Collect the lines of the entries where "RMSD" shows up.

Items from a figure collection
================================

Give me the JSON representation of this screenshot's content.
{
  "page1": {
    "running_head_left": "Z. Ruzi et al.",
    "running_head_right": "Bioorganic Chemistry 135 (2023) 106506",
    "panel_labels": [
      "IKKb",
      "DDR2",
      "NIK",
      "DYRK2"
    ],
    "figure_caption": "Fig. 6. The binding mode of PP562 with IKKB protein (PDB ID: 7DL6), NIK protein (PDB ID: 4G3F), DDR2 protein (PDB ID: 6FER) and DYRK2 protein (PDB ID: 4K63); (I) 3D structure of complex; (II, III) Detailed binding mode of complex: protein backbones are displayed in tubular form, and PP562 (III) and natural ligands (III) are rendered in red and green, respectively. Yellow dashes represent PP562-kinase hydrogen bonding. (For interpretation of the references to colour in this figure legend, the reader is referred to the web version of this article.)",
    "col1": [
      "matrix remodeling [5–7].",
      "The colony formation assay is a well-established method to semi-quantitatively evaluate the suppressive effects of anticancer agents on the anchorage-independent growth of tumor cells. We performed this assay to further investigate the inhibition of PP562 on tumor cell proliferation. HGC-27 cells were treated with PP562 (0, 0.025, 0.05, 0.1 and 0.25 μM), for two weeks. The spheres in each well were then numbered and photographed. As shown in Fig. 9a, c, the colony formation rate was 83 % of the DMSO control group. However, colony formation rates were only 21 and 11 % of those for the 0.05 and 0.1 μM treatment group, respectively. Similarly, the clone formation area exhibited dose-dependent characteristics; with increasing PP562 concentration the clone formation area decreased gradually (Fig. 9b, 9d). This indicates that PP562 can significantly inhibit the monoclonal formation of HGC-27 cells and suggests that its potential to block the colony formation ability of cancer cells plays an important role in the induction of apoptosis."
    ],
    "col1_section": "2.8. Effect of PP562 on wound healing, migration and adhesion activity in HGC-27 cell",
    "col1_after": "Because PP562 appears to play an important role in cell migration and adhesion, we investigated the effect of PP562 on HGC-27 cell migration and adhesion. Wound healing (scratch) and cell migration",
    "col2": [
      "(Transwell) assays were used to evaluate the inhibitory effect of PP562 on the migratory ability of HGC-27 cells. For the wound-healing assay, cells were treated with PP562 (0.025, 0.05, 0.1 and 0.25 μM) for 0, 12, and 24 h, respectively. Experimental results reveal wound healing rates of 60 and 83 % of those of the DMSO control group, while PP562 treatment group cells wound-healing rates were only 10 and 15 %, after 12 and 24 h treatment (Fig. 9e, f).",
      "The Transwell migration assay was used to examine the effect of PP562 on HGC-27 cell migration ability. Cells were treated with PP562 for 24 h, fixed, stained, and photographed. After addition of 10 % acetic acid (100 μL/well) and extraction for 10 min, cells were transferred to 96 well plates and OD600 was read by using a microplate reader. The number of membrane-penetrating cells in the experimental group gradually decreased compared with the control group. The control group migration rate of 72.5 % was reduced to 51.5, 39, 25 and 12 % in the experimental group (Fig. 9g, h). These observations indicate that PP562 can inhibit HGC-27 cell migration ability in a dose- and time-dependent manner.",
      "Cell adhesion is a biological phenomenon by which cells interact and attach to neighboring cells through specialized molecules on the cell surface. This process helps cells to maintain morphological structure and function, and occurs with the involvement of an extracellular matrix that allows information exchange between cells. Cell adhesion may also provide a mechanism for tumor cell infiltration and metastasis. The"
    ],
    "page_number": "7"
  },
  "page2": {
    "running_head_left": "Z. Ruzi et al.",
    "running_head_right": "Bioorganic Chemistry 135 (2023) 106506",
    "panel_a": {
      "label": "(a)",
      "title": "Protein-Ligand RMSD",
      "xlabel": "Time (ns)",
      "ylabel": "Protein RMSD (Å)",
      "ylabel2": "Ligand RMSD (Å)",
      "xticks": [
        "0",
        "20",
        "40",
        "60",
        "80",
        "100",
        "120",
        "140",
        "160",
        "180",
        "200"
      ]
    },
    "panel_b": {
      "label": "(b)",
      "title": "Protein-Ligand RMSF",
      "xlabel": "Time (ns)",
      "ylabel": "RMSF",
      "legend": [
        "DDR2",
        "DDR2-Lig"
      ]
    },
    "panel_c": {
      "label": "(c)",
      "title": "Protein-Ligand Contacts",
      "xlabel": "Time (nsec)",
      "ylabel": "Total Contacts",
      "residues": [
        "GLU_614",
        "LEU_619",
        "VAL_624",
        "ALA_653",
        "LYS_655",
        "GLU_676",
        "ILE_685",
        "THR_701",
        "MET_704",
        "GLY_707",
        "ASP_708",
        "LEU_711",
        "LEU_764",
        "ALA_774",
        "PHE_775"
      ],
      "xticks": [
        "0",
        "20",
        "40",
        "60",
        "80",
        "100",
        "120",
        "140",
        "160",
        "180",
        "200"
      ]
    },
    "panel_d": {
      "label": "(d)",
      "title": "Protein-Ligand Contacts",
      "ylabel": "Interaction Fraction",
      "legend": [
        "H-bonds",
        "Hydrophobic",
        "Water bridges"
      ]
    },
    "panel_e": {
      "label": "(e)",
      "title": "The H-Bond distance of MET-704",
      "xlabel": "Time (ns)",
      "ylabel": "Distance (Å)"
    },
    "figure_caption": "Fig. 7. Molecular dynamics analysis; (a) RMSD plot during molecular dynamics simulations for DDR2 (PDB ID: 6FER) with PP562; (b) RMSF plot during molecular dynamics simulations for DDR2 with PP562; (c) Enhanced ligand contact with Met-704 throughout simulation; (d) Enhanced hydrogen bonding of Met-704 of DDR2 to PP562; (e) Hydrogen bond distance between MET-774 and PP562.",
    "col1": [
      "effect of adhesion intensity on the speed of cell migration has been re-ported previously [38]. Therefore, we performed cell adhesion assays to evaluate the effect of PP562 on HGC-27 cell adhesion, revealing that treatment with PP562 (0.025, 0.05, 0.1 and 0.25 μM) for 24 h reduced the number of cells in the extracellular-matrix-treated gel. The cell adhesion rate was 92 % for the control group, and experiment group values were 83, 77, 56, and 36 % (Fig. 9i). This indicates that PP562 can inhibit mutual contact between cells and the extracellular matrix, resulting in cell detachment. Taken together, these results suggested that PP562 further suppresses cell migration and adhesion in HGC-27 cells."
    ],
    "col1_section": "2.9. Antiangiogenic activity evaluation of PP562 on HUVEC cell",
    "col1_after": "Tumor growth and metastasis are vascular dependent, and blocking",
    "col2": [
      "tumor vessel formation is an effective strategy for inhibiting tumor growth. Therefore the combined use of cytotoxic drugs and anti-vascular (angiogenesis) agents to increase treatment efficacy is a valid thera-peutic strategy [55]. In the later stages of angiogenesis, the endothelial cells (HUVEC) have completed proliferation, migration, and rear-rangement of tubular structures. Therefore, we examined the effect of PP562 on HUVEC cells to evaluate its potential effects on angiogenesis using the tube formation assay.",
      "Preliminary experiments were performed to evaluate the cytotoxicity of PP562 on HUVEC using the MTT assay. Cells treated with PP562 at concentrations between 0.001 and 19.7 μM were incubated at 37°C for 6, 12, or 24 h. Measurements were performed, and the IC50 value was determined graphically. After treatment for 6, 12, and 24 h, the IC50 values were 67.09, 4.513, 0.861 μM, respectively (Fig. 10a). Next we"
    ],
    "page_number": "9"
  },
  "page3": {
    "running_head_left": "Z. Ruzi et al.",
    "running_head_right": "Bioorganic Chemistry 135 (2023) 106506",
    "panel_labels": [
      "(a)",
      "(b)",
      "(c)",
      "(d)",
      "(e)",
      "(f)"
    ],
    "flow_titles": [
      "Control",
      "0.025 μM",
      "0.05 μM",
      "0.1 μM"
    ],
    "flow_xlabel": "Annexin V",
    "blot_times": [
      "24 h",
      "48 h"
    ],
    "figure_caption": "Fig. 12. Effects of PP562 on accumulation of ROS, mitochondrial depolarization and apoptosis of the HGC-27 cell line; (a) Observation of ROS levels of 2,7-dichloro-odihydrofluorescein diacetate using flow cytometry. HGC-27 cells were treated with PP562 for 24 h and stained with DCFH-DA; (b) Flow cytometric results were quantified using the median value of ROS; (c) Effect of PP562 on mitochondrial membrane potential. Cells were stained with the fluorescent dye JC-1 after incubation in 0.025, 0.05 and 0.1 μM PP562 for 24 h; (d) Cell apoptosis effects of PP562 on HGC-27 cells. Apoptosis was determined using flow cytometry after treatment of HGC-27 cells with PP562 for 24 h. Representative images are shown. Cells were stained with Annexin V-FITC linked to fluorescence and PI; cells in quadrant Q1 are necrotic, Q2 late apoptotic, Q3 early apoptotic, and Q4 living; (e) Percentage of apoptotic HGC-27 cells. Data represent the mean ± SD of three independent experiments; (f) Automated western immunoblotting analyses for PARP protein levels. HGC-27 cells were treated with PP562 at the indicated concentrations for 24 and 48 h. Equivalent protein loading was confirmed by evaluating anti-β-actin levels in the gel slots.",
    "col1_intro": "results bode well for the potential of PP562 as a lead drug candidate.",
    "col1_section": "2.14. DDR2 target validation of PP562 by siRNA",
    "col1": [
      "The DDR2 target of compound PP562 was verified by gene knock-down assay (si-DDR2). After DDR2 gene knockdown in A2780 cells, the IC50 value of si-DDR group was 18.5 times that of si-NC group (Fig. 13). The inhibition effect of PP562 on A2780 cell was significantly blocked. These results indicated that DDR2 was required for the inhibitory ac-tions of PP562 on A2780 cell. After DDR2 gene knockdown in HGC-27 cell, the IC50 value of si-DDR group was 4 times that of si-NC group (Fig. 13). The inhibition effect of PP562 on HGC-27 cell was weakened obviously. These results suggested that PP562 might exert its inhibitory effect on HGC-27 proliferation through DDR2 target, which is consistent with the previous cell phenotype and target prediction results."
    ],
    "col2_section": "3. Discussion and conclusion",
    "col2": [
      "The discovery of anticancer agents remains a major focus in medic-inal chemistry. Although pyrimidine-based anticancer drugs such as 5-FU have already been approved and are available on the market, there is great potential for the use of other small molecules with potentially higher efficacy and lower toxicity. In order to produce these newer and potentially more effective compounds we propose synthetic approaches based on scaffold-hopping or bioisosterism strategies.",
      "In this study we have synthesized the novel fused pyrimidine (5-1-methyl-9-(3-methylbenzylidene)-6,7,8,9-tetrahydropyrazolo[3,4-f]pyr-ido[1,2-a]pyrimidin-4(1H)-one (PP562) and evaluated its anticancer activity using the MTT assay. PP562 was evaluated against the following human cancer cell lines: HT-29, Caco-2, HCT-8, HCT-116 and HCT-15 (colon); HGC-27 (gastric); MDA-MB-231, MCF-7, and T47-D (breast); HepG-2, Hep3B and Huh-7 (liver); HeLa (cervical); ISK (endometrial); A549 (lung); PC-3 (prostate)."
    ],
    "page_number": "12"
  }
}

================================

● Task output
      "title": "Protein-Ligand RMSD",
      "ylabel": "Protein RMSD (Å)",
      "ylabel2": "Ligand RMSD (Å)",
    "figure_caption": "Fig. 7. Molecular dynamics analysis; (a) RMSD plot during molecular dynamics simulations for DDR2 (PDB ID: 6FER) with PP562; (b) RMSF plot during molecular dynamics simulations for DDR2 with PP562; (c) Enhanced ligand contact with Met-704 throughout simulation; (d) Enhanced hydrogen bonding of Met-704 of DDR2 to PP562; (e) Hydrogen bond distance between MET-774 and PP562.",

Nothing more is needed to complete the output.